▶ **STATED PROBLEM**: Copy the items word for word, starting at the line that contains "legend: Switzerland Unemployment" and stopping after the line that contains "y-tick-label: 3.5 <box>1156".

___ DATA EXCERPTS ___

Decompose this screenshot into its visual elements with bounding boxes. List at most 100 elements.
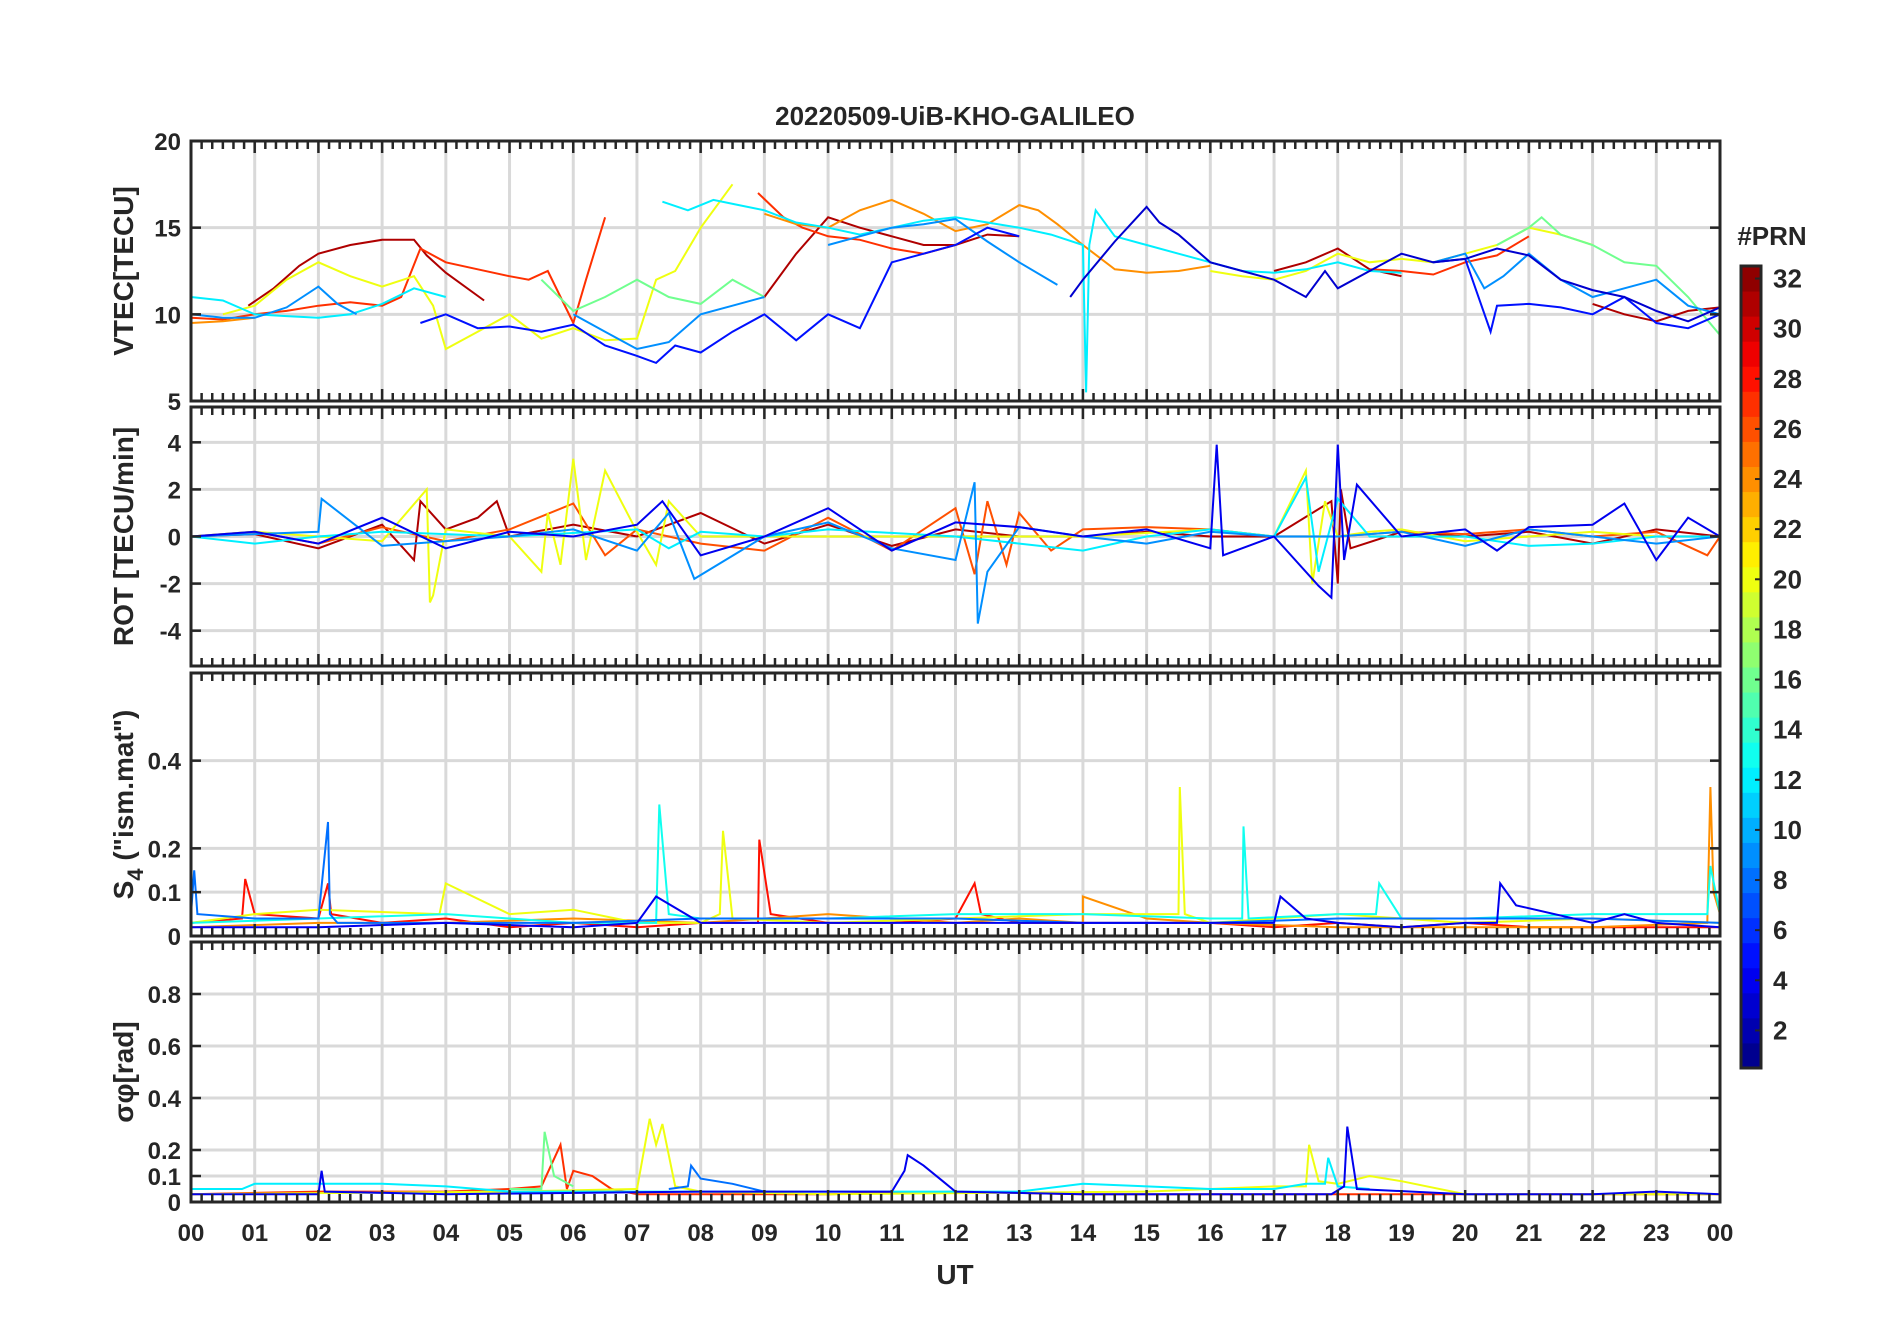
x-tick-label: 20 [1452, 1220, 1479, 1247]
colorbar-band [1741, 892, 1761, 919]
x-tick-label: 07 [624, 1220, 651, 1247]
y-tick-label: 0 [168, 1190, 181, 1217]
x-tick-label: 01 [241, 1220, 268, 1247]
y-tick-label: 15 [154, 216, 181, 243]
x-tick-label: 09 [751, 1220, 778, 1247]
x-tick-label: 19 [1388, 1220, 1415, 1247]
colorbar-band [1741, 466, 1761, 493]
y-tick-label: 0.2 [148, 1138, 181, 1165]
colorbar-band [1741, 667, 1761, 693]
colorbar-band [1741, 842, 1761, 868]
colorbar-band [1741, 917, 1761, 944]
colorbar-tick-label: 4 [1773, 965, 1788, 995]
colorbar-tick-label: 22 [1773, 514, 1802, 544]
x-tick-label: 08 [687, 1220, 714, 1247]
colorbar-band [1741, 341, 1761, 367]
colorbar-tick-label: 2 [1773, 1015, 1787, 1045]
y-axis-label-rest: ("ism.mat") [108, 710, 139, 869]
colorbar-band [1741, 366, 1761, 392]
colorbar-tick-label: 28 [1773, 364, 1802, 394]
series-prn-27-line [1369, 235, 1530, 276]
x-tick-label: 02 [305, 1220, 332, 1247]
colorbar-band [1741, 792, 1761, 818]
x-tick-label: 16 [1197, 1220, 1224, 1247]
series-prn-9-line [191, 285, 358, 319]
series-prn-3-line [1069, 205, 1720, 323]
colorbar-band [1741, 817, 1761, 843]
series-prn-26-line [191, 500, 1720, 575]
colorbar-tick-label: 24 [1773, 464, 1802, 494]
colorbar-tick-label: 26 [1773, 414, 1802, 444]
y-tick-label: 4 [168, 430, 182, 457]
colorbar-band [1741, 391, 1761, 417]
colorbar-band [1741, 1017, 1761, 1044]
chart-title: 20220509-UiB-KHO-GALILEO [775, 101, 1135, 131]
colorbar-band [1741, 767, 1761, 793]
colorbar-frame [1739, 264, 1763, 1070]
y-tick-label: 20 [154, 129, 181, 156]
y-tick-label: 2 [168, 477, 181, 504]
series-prn-12-line [191, 287, 447, 319]
colorbar-band [1741, 1042, 1761, 1069]
x-tick-label: 05 [496, 1220, 523, 1247]
colorbar-tick-label: 30 [1773, 314, 1802, 344]
colorbar-tick-label: 16 [1773, 665, 1802, 695]
series-prn-24-line [764, 198, 1211, 274]
series-prn-4-line [191, 444, 1720, 600]
y-axis-label: VTEC[TECU] [108, 186, 139, 356]
x-tick-label: 17 [1261, 1220, 1288, 1247]
colorbar-tick-label: 6 [1773, 915, 1787, 945]
series-prn-12-line [191, 1157, 1370, 1193]
colorbar-band [1741, 992, 1761, 1019]
y-tick-label: 0 [168, 525, 181, 552]
y-tick-label: -2 [160, 572, 181, 599]
colorbar-band [1741, 742, 1761, 768]
x-tick-label: 18 [1324, 1220, 1351, 1247]
series-prn-8-line [668, 1163, 765, 1193]
series-prn-5-line [1433, 257, 1720, 336]
series-prn-31-line [247, 238, 485, 307]
panel-rot: -4 -2 0 2 4 ROT [TECU/min] [108, 405, 1722, 668]
series-prn-27-line [191, 217, 607, 326]
series-prn-31-line [191, 489, 1720, 584]
y-tick-label: 0.1 [148, 1164, 181, 1191]
colorbar-tick-label: 12 [1773, 765, 1802, 795]
panel-s4: 00.10.20.4S4 ("ism.mat") [108, 671, 1722, 951]
colorbar-band [1741, 867, 1761, 894]
series-prn-12-line [662, 198, 1402, 393]
panel-sigma_phi: 00.10.2 0.4 0.6 0.8 σφ[rad] [108, 940, 1722, 1217]
series-prn-4-line [191, 1126, 1720, 1196]
colorbar-tick-label: 10 [1773, 815, 1802, 845]
colorbar-band [1741, 616, 1761, 643]
y-tick-label: 0 [168, 924, 181, 951]
colorbar-band [1741, 692, 1761, 718]
colorbar-tick-label: 8 [1773, 865, 1787, 895]
x-tick-label: 11 [879, 1220, 904, 1247]
x-axis-label: UT [936, 1259, 973, 1290]
y-tick-label: 10 [154, 302, 181, 329]
colorbar-band [1741, 266, 1761, 292]
series-prn-16-line [540, 278, 765, 313]
colorbar-band [1741, 541, 1761, 568]
y-axis-label: ROT [TECU/min] [108, 427, 139, 646]
colorbar-band [1741, 291, 1761, 317]
colorbar-label: #PRN [1737, 221, 1806, 251]
series-prn-9-line [191, 482, 1720, 624]
series-prn-16-line [1496, 215, 1720, 336]
series-prn-31-line [763, 216, 1020, 298]
x-tick-label: 10 [815, 1220, 842, 1247]
y-tick-label: 0.4 [148, 1086, 182, 1113]
colorbar-band [1741, 967, 1761, 994]
y-tick-label: 0.1 [148, 880, 181, 907]
x-tick-label: 00 [178, 1220, 205, 1247]
x-tick-label: 22 [1579, 1220, 1606, 1247]
colorbar-band [1741, 591, 1761, 618]
x-tick-label: 12 [942, 1220, 969, 1247]
colorbar-tick-label: 20 [1773, 564, 1802, 594]
x-tick-label: 15 [1133, 1220, 1160, 1247]
x-tick-label: 03 [369, 1220, 396, 1247]
x-tick-label: 23 [1643, 1220, 1670, 1247]
x-tick-label: 04 [432, 1220, 459, 1247]
y-axis-label: σφ[rad] [108, 1021, 139, 1122]
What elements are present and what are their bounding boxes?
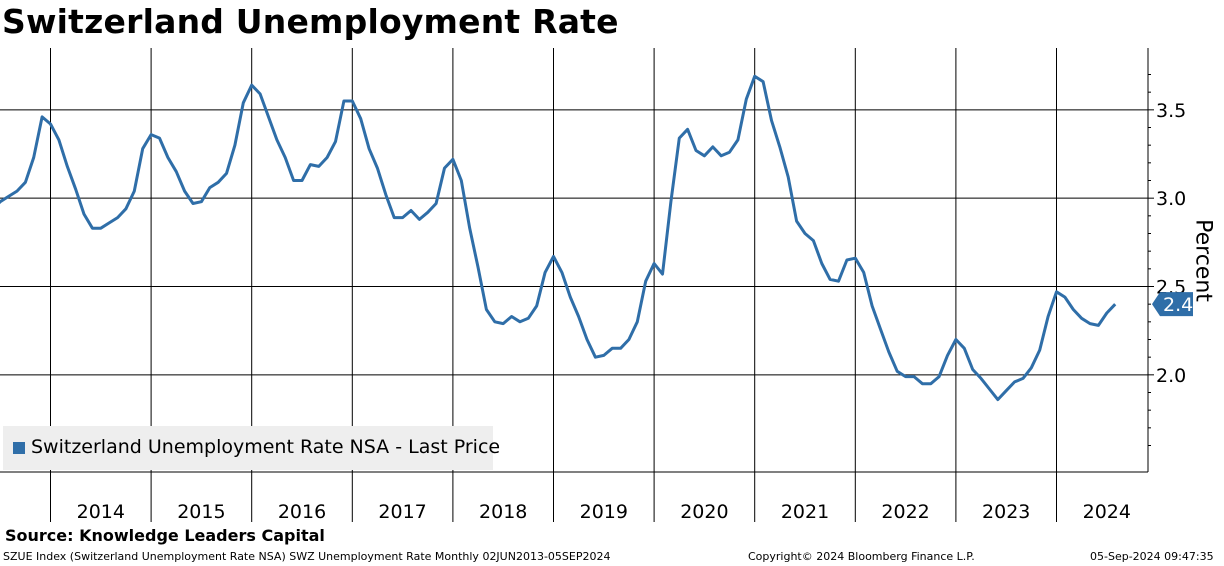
legend: Switzerland Unemployment Rate NSA - Last… <box>3 426 500 470</box>
series-layer <box>0 74 1117 402</box>
x-tick-label: 2023 <box>982 501 1030 523</box>
legend-label: Switzerland Unemployment Rate NSA - Last… <box>31 436 501 458</box>
x-tick-label: 2024 <box>1083 501 1131 523</box>
last-value-marker: 2.4 <box>1152 292 1193 317</box>
y-axis-ticks <box>1148 74 1154 446</box>
chart-title: Switzerland Unemployment Rate <box>2 2 619 41</box>
x-tick-label: 2017 <box>378 501 426 523</box>
footer-copyright: Copyright© 2024 Bloomberg Finance L.P. <box>748 550 975 563</box>
series-line <box>0 74 1117 402</box>
x-tick-label: 2014 <box>77 501 125 523</box>
legend-swatch <box>13 442 25 454</box>
x-tick-label: 2015 <box>177 501 225 523</box>
vertical-gridlines <box>50 48 1057 472</box>
y-axis-title: Percent <box>1190 219 1216 302</box>
x-tick-label: 2019 <box>580 501 628 523</box>
x-axis-labels: 2014 2015 2016 2017 2018 2019 2020 2021 2022 2023… <box>77 501 1131 523</box>
y-tick-label: 3.0 <box>1156 188 1186 210</box>
last-value-label: 2.4 <box>1163 294 1193 316</box>
x-tick-label: 2021 <box>781 501 829 523</box>
footer-timestamp: 05-Sep-2024 09:47:35 <box>1090 550 1214 563</box>
x-tick-label: 2018 <box>479 501 527 523</box>
x-tick-label: 2022 <box>881 501 929 523</box>
horizontal-gridlines <box>0 109 1148 376</box>
y-tick-label: 2.0 <box>1156 365 1186 387</box>
source-note: Source: Knowledge Leaders Capital <box>5 526 325 545</box>
x-axis-ticks <box>50 472 1057 522</box>
last-value-badge <box>1152 292 1193 317</box>
footer-index-info: SZUE Index (Switzerland Unemployment Rat… <box>3 550 611 563</box>
x-tick-label: 2020 <box>680 501 728 523</box>
y-tick-label: 3.5 <box>1156 100 1186 122</box>
y-axis-labels: 2.02.53.03.5 <box>1156 100 1186 387</box>
x-tick-label: 2016 <box>278 501 326 523</box>
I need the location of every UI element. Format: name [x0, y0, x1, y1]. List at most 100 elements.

___

▶ **ANSWER FOR THIS EXERCISE**:
legend: Switzerland Unemployment Rate NSA - Last… <box>3 426 500 470</box>
series-layer <box>0 74 1117 402</box>
x-tick-label: 2023 <box>982 501 1030 523</box>
legend-label: Switzerland Unemployment Rate NSA - Last… <box>31 436 501 458</box>
x-tick-label: 2024 <box>1083 501 1131 523</box>
last-value-marker: 2.4 <box>1152 292 1193 317</box>
y-axis-ticks <box>1148 74 1154 446</box>
chart-title: Switzerland Unemployment Rate <box>2 2 619 41</box>
x-tick-label: 2017 <box>378 501 426 523</box>
footer-copyright: Copyright© 2024 Bloomberg Finance L.P. <box>748 550 975 563</box>
series-line <box>0 74 1117 402</box>
x-tick-label: 2014 <box>77 501 125 523</box>
legend-swatch <box>13 442 25 454</box>
x-tick-label: 2015 <box>177 501 225 523</box>
vertical-gridlines <box>50 48 1057 472</box>
y-axis-title: Percent <box>1190 219 1216 302</box>
x-tick-label: 2019 <box>580 501 628 523</box>
x-axis-labels: 2014 2015 2016 2017 2018 2019 2020 2021 2022 2023… <box>77 501 1131 523</box>
y-tick-label: 3.0 <box>1156 188 1186 210</box>
last-value-label: 2.4 <box>1163 294 1193 316</box>
x-tick-label: 2021 <box>781 501 829 523</box>
footer-timestamp: 05-Sep-2024 09:47:35 <box>1090 550 1214 563</box>
x-tick-label: 2018 <box>479 501 527 523</box>
x-tick-label: 2022 <box>881 501 929 523</box>
horizontal-gridlines <box>0 109 1148 376</box>
y-tick-label: 2.0 <box>1156 365 1186 387</box>
source-note: Source: Knowledge Leaders Capital <box>5 526 325 545</box>
x-axis-ticks <box>50 472 1057 522</box>
last-value-badge <box>1152 292 1193 317</box>
footer-index-info: SZUE Index (Switzerland Unemployment Rat… <box>3 550 611 563</box>
x-tick-label: 2020 <box>680 501 728 523</box>
y-tick-label: 3.5 <box>1156 100 1186 122</box>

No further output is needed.